Dataset records:

-- Begin --

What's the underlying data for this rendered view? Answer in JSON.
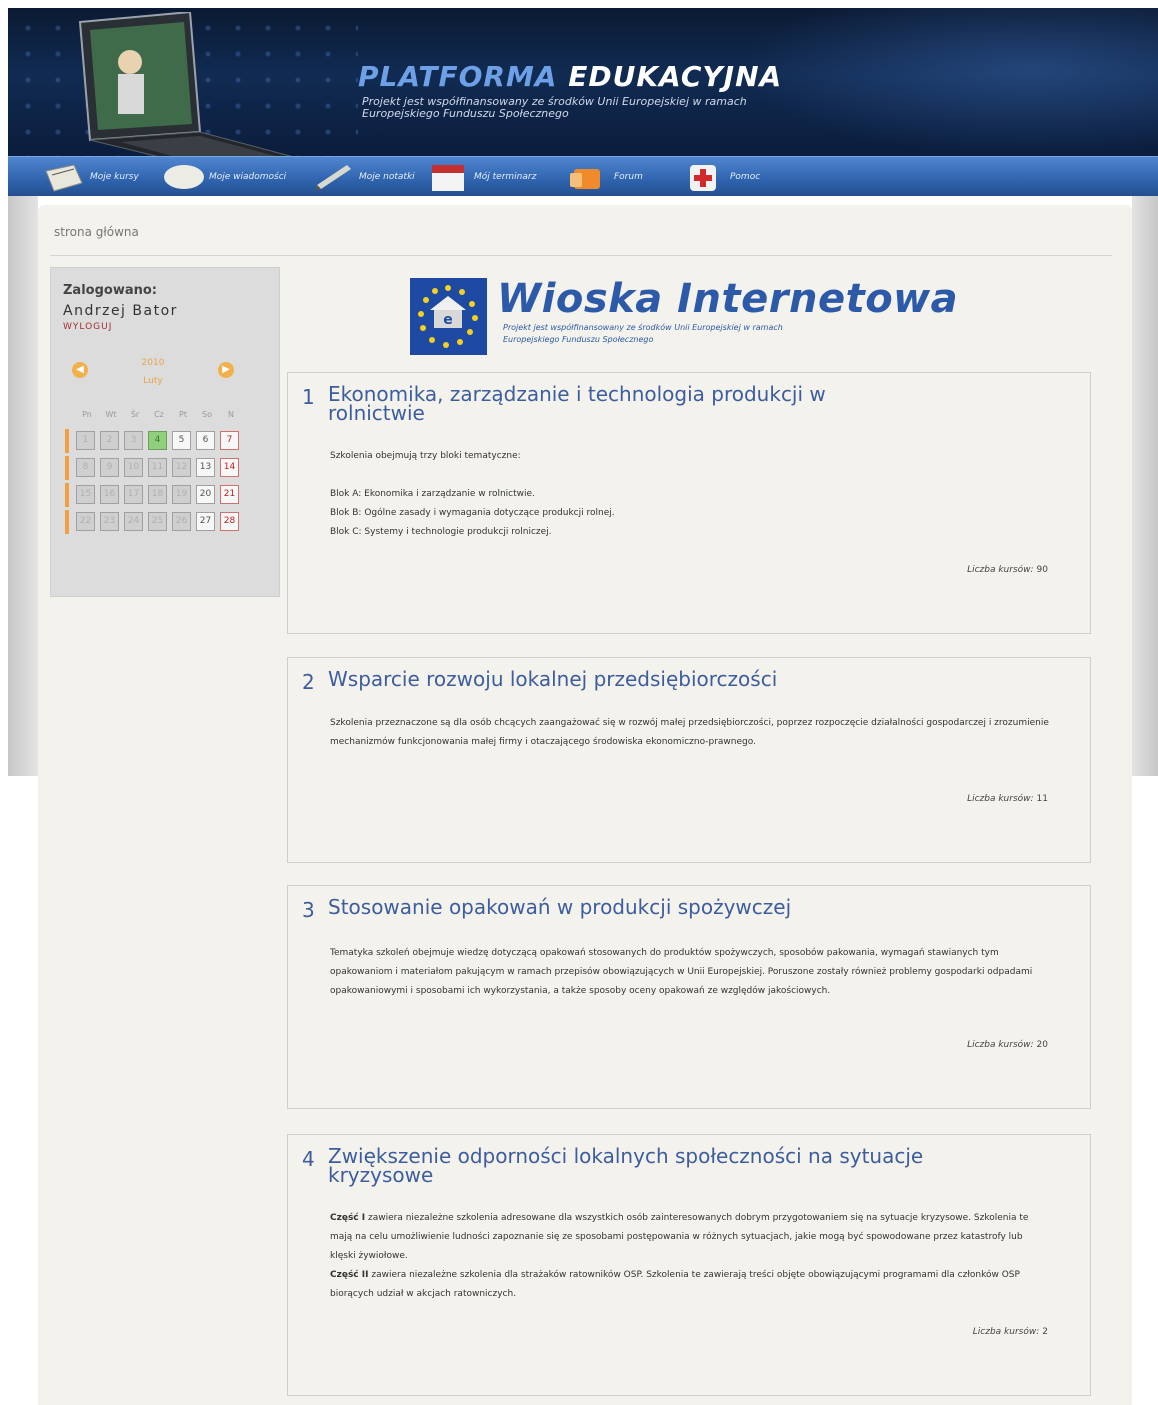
{
  "header": {
    "title_part1": "PLATFORMA",
    "title_part2": "EDUKACYJNA",
    "subtitle": "Projekt jest współfinansowany ze środków Unii Europejskiej w ramach Europejskiego Funduszu Społecznego"
  },
  "nav": [
    {
      "label": "Moje kursy",
      "icon": "books-icon"
    },
    {
      "label": "Moje wiadomości",
      "icon": "mail-icon"
    },
    {
      "label": "Moje notatki",
      "icon": "pen-icon"
    },
    {
      "label": "Mój terminarz",
      "icon": "calendar-icon"
    },
    {
      "label": "Forum",
      "icon": "forum-icon"
    },
    {
      "label": "Pomoc",
      "icon": "help-icon"
    }
  ],
  "breadcrumb": "strona główna",
  "sidebar": {
    "logged_label": "Zalogowano:",
    "user_name": "Andrzej Bator",
    "logout": "WYLOGUJ",
    "calendar": {
      "year": "2010",
      "month": "Luty",
      "weekdays": [
        "Pn",
        "Wt",
        "Śr",
        "Cz",
        "Pt",
        "So",
        "N"
      ],
      "weeks": [
        [
          "1",
          "2",
          "3",
          "4",
          "5",
          "6",
          "7"
        ],
        [
          "8",
          "9",
          "10",
          "11",
          "12",
          "13",
          "14"
        ],
        [
          "15",
          "16",
          "17",
          "18",
          "19",
          "20",
          "21"
        ],
        [
          "22",
          "23",
          "24",
          "25",
          "26",
          "27",
          "28"
        ]
      ],
      "today": "4"
    }
  },
  "logo": {
    "title": "Wioska Internetowa",
    "subtitle": "Projekt jest współfinansowany ze środków Unii Europejskiej w ramach Europejskiego Funduszu Społecznego"
  },
  "courses": [
    {
      "num": "1",
      "title": "Ekonomika, zarządzanie i technologia produkcji w rolnictwie",
      "paragraphs": [
        "Szkolenia obejmują trzy bloki tematyczne:",
        "",
        "Blok A: Ekonomika i zarządzanie w rolnictwie.",
        "Blok B: Ogólne zasady i wymagania dotyczące produkcji rolnej.",
        "Blok C: Systemy i technologie produkcji rolniczej."
      ],
      "count_label": "Liczba kursów:",
      "count": "90"
    },
    {
      "num": "2",
      "title": "Wsparcie rozwoju lokalnej przedsiębiorczości",
      "paragraphs": [
        "Szkolenia przeznaczone są dla osób chcących zaangażować się w rozwój małej przedsiębiorczości, poprzez rozpoczęcie działalności gospodarczej i zrozumienie mechanizmów funkcjonowania małej firmy i otaczającego środowiska ekonomiczno-prawnego."
      ],
      "count_label": "Liczba kursów:",
      "count": "11"
    },
    {
      "num": "3",
      "title": "Stosowanie opakowań w produkcji spożywczej",
      "paragraphs": [
        "Tematyka szkoleń obejmuje wiedzę dotyczącą opakowań stosowanych do produktów spożywczych, sposobów pakowania, wymagań stawianych tym opakowaniom i materiałom pakującym w ramach przepisów obowiązujących w Unii Europejskiej. Poruszone zostały również problemy gospodarki odpadami opakowaniowymi i sposobami ich wykorzystania, a także sposoby oceny opakowań ze względów jakościowych."
      ],
      "count_label": "Liczba kursów:",
      "count": "20"
    },
    {
      "num": "4",
      "title": "Zwiększenie odporności lokalnych społeczności na sytuacje kryzysowe",
      "part1_label": "Część I",
      "part1_text": "zawiera niezależne szkolenia adresowane dla wszystkich osób zainteresowanych dobrym przygotowaniem się na sytuacje kryzysowe. Szkolenia te mają na celu umożliwienie ludności zapoznanie się ze sposobami postępowania w różnych sytuacjach, jakie mogą być spowodowane przez katastrofy lub klęski żywiołowe.",
      "part2_label": "Część II",
      "part2_text": "zawiera niezależne szkolenia dla strażaków ratowników OSP. Szkolenia te zawierają treści objęte obowiązującymi programami dla członków OSP biorących udział w akcjach ratowniczych.",
      "count_label": "Liczba kursów:",
      "count": "2"
    }
  ]
}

-- End --

Pictures are excluded; repeat every record exactly.

● **Completed task**:
What's the underlying data for this rendered view? Answer in JSON.
{
  "header": {
    "title_part1": "PLATFORMA",
    "title_part2": "EDUKACYJNA",
    "subtitle": "Projekt jest współfinansowany ze środków Unii Europejskiej w ramach Europejskiego Funduszu Społecznego"
  },
  "nav": [
    {
      "label": "Moje kursy",
      "icon": "books-icon"
    },
    {
      "label": "Moje wiadomości",
      "icon": "mail-icon"
    },
    {
      "label": "Moje notatki",
      "icon": "pen-icon"
    },
    {
      "label": "Mój terminarz",
      "icon": "calendar-icon"
    },
    {
      "label": "Forum",
      "icon": "forum-icon"
    },
    {
      "label": "Pomoc",
      "icon": "help-icon"
    }
  ],
  "breadcrumb": "strona główna",
  "sidebar": {
    "logged_label": "Zalogowano:",
    "user_name": "Andrzej Bator",
    "logout": "WYLOGUJ",
    "calendar": {
      "year": "2010",
      "month": "Luty",
      "weekdays": [
        "Pn",
        "Wt",
        "Śr",
        "Cz",
        "Pt",
        "So",
        "N"
      ],
      "weeks": [
        [
          "1",
          "2",
          "3",
          "4",
          "5",
          "6",
          "7"
        ],
        [
          "8",
          "9",
          "10",
          "11",
          "12",
          "13",
          "14"
        ],
        [
          "15",
          "16",
          "17",
          "18",
          "19",
          "20",
          "21"
        ],
        [
          "22",
          "23",
          "24",
          "25",
          "26",
          "27",
          "28"
        ]
      ],
      "today": "4"
    }
  },
  "logo": {
    "title": "Wioska Internetowa",
    "subtitle": "Projekt jest współfinansowany ze środków Unii Europejskiej w ramach Europejskiego Funduszu Społecznego"
  },
  "courses": [
    {
      "num": "1",
      "title": "Ekonomika, zarządzanie i technologia produkcji w rolnictwie",
      "paragraphs": [
        "Szkolenia obejmują trzy bloki tematyczne:",
        "",
        "Blok A: Ekonomika i zarządzanie w rolnictwie.",
        "Blok B: Ogólne zasady i wymagania dotyczące produkcji rolnej.",
        "Blok C: Systemy i technologie produkcji rolniczej."
      ],
      "count_label": "Liczba kursów:",
      "count": "90"
    },
    {
      "num": "2",
      "title": "Wsparcie rozwoju lokalnej przedsiębiorczości",
      "paragraphs": [
        "Szkolenia przeznaczone są dla osób chcących zaangażować się w rozwój małej przedsiębiorczości, poprzez rozpoczęcie działalności gospodarczej i zrozumienie mechanizmów funkcjonowania małej firmy i otaczającego środowiska ekonomiczno-prawnego."
      ],
      "count_label": "Liczba kursów:",
      "count": "11"
    },
    {
      "num": "3",
      "title": "Stosowanie opakowań w produkcji spożywczej",
      "paragraphs": [
        "Tematyka szkoleń obejmuje wiedzę dotyczącą opakowań stosowanych do produktów spożywczych, sposobów pakowania, wymagań stawianych tym opakowaniom i materiałom pakującym w ramach przepisów obowiązujących w Unii Europejskiej. Poruszone zostały również problemy gospodarki odpadami opakowaniowymi i sposobami ich wykorzystania, a także sposoby oceny opakowań ze względów jakościowych."
      ],
      "count_label": "Liczba kursów:",
      "count": "20"
    },
    {
      "num": "4",
      "title": "Zwiększenie odporności lokalnych społeczności na sytuacje kryzysowe",
      "part1_label": "Część I",
      "part1_text": "zawiera niezależne szkolenia adresowane dla wszystkich osób zainteresowanych dobrym przygotowaniem się na sytuacje kryzysowe. Szkolenia te mają na celu umożliwienie ludności zapoznanie się ze sposobami postępowania w różnych sytuacjach, jakie mogą być spowodowane przez katastrofy lub klęski żywiołowe.",
      "part2_label": "Część II",
      "part2_text": "zawiera niezależne szkolenia dla strażaków ratowników OSP. Szkolenia te zawierają treści objęte obowiązującymi programami dla członków OSP biorących udział w akcjach ratowniczych.",
      "count_label": "Liczba kursów:",
      "count": "2"
    }
  ]
}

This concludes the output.